Saved entries
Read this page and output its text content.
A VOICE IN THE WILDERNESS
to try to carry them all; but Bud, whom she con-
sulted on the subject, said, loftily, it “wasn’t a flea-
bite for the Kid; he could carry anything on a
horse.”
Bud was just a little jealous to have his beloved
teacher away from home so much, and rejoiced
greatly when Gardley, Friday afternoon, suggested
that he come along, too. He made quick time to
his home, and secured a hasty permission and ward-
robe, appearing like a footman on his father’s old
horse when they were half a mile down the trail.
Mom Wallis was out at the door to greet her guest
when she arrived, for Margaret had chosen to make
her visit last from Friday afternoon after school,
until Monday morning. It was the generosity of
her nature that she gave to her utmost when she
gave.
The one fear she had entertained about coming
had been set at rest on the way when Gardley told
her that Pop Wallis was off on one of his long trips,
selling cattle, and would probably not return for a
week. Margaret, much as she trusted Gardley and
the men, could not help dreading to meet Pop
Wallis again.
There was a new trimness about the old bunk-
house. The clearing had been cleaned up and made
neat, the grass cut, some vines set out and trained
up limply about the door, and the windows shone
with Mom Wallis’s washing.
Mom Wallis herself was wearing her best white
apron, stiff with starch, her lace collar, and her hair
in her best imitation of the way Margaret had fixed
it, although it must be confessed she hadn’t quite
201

▸ **Required task**:
Retype all of the material above with every character intact.

▸ **Result of the task**:
Read this page and output its text content.
A VOICE IN THE WILDERNESS
to try to carry them all; but Bud, whom she con-
sulted on the subject, said, loftily, it “wasn’t a flea-
bite for the Kid; he could carry anything on a
horse.”
Bud was just a little jealous to have his beloved
teacher away from home so much, and rejoiced
greatly when Gardley, Friday afternoon, suggested
that he come along, too. He made quick time to
his home, and secured a hasty permission and ward-
robe, appearing like a footman on his father’s old
horse when they were half a mile down the trail.
Mom Wallis was out at the door to greet her guest
when she arrived, for Margaret had chosen to make
her visit last from Friday afternoon after school,
until Monday morning. It was the generosity of
her nature that she gave to her utmost when she
gave.
The one fear she had entertained about coming
had been set at rest on the way when Gardley told
her that Pop Wallis was off on one of his long trips,
selling cattle, and would probably not return for a
week. Margaret, much as she trusted Gardley and
the men, could not help dreading to meet Pop
Wallis again.
There was a new trimness about the old bunk-
house. The clearing had been cleaned up and made
neat, the grass cut, some vines set out and trained
up limply about the door, and the windows shone
with Mom Wallis’s washing.
Mom Wallis herself was wearing her best white
apron, stiff with starch, her lace collar, and her hair
in her best imitation of the way Margaret had fixed
it, although it must be confessed she hadn’t quite
201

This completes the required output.